Exercise instructions: Locate the lines that hold the string "Beamten". Copy every such line.

Data entries:
╭──

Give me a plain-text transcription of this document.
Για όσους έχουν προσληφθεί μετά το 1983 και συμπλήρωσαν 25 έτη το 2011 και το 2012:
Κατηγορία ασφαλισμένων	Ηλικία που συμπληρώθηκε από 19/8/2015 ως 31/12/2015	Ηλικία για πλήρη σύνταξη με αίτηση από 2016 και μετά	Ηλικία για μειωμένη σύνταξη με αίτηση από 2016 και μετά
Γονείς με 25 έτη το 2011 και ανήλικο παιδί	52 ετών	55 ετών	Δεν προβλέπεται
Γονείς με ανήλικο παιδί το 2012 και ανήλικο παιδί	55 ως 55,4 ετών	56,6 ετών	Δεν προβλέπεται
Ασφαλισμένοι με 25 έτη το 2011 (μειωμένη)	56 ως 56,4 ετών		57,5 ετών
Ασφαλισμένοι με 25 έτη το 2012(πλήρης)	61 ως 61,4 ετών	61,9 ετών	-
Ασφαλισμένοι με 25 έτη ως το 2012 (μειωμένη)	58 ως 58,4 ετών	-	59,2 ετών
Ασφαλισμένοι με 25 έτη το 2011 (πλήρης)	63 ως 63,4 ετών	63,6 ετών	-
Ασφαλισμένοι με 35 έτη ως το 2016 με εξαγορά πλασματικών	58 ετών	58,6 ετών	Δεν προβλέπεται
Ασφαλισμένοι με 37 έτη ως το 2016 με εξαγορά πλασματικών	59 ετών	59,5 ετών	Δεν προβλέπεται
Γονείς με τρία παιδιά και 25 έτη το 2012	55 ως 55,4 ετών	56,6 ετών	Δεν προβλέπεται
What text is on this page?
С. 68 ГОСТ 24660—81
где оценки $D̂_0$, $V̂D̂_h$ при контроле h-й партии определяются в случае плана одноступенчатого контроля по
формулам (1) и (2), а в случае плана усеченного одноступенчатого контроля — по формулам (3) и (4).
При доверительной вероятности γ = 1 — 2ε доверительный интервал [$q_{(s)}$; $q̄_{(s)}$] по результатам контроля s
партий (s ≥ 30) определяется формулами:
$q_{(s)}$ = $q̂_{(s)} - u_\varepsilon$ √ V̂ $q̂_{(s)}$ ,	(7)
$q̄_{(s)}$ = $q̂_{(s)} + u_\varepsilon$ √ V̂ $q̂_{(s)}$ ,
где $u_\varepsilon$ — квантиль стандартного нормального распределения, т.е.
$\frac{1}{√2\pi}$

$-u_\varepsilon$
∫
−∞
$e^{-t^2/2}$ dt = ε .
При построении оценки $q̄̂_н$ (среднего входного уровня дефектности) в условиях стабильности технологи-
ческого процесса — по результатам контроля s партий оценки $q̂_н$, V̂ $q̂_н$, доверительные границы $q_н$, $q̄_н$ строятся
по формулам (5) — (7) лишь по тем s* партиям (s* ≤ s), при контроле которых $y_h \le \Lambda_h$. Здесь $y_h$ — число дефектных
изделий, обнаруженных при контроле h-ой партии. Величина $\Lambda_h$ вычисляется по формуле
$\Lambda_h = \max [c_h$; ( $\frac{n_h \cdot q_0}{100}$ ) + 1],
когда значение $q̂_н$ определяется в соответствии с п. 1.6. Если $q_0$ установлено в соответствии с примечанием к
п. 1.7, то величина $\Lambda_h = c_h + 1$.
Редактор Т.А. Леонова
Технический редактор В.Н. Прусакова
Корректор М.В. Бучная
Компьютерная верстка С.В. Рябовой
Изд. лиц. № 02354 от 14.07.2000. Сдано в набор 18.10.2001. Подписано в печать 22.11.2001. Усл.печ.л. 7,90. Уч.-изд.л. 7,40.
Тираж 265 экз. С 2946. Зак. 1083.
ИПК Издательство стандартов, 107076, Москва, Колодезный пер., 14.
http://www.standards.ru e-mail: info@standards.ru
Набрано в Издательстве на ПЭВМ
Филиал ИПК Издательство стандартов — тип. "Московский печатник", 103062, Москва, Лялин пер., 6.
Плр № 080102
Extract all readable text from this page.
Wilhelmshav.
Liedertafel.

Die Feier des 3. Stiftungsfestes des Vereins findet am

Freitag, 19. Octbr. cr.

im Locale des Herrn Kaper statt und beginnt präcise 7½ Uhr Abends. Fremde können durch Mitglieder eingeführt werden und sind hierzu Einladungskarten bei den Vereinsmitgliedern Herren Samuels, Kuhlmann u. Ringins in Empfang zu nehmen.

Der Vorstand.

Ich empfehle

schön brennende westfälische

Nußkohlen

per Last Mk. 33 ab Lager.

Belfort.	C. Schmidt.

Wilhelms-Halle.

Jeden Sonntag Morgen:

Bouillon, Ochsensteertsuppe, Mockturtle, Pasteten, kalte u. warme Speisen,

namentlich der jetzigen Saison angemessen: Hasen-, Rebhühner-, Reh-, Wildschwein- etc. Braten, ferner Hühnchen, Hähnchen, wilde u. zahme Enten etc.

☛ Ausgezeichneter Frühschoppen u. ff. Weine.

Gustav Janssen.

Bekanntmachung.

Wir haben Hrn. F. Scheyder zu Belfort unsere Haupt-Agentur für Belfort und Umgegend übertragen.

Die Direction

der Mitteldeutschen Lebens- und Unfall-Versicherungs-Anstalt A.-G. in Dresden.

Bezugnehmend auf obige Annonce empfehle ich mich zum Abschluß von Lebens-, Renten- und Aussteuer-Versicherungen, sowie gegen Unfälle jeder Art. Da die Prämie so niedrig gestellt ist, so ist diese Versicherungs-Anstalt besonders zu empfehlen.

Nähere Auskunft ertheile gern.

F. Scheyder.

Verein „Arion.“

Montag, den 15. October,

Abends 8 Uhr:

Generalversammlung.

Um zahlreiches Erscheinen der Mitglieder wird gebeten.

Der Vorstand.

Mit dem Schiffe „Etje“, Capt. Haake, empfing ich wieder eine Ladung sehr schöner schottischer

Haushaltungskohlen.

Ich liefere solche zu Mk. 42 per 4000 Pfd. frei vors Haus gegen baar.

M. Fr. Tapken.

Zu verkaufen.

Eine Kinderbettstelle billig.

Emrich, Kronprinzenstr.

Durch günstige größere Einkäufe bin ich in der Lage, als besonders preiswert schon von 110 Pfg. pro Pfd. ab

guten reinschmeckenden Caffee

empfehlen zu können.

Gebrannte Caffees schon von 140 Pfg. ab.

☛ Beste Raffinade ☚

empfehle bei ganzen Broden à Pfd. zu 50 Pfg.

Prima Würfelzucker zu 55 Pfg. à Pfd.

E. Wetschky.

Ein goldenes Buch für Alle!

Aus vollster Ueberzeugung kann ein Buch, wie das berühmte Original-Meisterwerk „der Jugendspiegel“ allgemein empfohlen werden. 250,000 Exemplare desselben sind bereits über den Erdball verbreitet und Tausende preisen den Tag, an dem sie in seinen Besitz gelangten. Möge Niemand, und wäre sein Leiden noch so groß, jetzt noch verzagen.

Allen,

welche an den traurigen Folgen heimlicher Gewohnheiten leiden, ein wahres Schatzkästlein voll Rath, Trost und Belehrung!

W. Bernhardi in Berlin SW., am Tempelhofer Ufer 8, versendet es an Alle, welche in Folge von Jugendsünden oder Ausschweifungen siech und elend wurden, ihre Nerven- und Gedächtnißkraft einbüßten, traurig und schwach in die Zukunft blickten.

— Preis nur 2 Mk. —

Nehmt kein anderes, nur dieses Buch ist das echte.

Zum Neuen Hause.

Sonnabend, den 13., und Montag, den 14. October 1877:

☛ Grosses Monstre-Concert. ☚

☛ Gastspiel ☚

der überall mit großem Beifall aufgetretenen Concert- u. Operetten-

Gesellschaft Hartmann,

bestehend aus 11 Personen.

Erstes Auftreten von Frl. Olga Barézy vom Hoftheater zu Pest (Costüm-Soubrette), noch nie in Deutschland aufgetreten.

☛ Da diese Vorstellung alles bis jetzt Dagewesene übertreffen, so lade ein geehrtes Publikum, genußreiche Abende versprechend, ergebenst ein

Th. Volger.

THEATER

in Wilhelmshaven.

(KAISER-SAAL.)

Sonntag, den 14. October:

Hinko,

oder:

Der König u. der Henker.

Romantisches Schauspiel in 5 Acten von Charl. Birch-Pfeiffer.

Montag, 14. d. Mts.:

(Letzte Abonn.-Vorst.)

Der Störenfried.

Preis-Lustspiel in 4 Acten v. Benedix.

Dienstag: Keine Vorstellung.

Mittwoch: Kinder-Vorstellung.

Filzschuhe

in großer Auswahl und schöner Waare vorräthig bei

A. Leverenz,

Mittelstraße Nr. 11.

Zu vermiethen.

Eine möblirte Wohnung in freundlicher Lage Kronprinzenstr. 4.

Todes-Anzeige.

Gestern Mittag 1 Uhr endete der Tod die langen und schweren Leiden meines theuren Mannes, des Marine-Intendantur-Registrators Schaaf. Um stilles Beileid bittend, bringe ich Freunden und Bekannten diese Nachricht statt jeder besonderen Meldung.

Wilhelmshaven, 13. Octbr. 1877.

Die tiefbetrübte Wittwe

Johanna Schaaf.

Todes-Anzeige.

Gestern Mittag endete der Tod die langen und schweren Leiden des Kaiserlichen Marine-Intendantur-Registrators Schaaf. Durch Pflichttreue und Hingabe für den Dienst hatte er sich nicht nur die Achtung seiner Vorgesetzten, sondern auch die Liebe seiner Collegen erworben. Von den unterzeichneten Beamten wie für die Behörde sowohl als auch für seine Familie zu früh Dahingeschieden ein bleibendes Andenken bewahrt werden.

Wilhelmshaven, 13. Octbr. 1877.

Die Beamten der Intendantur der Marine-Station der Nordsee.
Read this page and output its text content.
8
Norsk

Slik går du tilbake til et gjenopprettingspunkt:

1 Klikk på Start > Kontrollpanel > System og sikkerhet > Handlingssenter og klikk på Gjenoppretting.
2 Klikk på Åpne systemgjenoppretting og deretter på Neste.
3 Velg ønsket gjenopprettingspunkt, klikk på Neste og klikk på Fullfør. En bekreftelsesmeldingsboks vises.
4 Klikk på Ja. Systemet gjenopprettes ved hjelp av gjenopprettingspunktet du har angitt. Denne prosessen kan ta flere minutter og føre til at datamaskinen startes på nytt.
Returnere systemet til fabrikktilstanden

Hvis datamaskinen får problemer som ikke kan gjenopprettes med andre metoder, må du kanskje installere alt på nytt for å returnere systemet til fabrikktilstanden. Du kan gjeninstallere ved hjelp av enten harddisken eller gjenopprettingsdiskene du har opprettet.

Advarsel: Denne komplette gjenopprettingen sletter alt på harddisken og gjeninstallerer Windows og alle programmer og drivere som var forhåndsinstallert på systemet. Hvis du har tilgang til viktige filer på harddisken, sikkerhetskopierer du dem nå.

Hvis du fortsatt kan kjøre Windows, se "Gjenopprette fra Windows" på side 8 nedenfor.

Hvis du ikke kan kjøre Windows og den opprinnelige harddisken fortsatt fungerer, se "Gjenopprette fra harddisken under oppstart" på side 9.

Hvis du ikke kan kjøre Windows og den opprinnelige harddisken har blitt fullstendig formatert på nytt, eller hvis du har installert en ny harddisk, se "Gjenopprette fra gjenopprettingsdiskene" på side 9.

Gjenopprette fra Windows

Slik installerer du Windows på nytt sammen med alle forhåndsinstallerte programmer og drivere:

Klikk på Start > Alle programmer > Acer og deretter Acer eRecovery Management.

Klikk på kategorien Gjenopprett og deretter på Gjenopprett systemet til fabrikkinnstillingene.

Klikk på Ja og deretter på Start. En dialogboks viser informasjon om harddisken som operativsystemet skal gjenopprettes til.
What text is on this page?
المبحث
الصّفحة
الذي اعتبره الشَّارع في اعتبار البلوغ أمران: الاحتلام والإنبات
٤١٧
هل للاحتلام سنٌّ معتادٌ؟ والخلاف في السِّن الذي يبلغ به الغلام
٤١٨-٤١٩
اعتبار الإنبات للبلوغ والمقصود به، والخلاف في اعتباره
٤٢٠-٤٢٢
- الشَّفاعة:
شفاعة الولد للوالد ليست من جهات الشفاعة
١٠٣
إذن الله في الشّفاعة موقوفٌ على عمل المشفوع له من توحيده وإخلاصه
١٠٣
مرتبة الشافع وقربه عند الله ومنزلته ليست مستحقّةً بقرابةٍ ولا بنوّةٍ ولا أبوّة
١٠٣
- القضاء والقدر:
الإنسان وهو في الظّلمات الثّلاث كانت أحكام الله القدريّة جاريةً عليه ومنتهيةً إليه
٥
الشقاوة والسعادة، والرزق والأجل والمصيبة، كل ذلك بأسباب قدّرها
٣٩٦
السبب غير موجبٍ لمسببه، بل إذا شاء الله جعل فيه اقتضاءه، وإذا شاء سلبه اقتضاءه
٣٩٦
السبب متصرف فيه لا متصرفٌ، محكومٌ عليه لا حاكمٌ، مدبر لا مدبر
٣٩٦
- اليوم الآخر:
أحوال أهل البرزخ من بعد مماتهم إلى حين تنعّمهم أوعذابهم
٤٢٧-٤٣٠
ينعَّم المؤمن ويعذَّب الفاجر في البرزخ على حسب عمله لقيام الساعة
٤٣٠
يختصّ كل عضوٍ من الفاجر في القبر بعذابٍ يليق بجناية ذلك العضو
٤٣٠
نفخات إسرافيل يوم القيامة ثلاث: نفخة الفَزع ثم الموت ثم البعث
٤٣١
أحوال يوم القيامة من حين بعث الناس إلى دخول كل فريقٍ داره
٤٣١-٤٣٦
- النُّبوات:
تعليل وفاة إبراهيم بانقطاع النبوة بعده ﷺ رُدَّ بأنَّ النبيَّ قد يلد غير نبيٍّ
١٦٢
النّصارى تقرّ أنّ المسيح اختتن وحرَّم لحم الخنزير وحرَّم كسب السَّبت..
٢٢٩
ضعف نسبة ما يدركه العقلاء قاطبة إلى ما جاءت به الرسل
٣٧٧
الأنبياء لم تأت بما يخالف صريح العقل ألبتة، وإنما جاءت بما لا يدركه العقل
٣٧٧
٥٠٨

╰──

Result for this task:
Gestern Mittag endete der Tod die langen und schweren Leiden des Kaiserlichen Marine-Intendantur-Registrators Schaaf. Durch Pflichttreue und Hingabe für den Dienst hatte er sich nicht nur die Achtung seiner Vorgesetzten, sondern auch die Liebe seiner Collegen erworben. Von den unterzeichneten Beamten wie für die Behörde sowohl als auch für seine Familie zu früh Dahingeschieden ein bleibendes Andenken bewahrt werden.
Die Beamten der Intendantur der Marine-Station der Nordsee.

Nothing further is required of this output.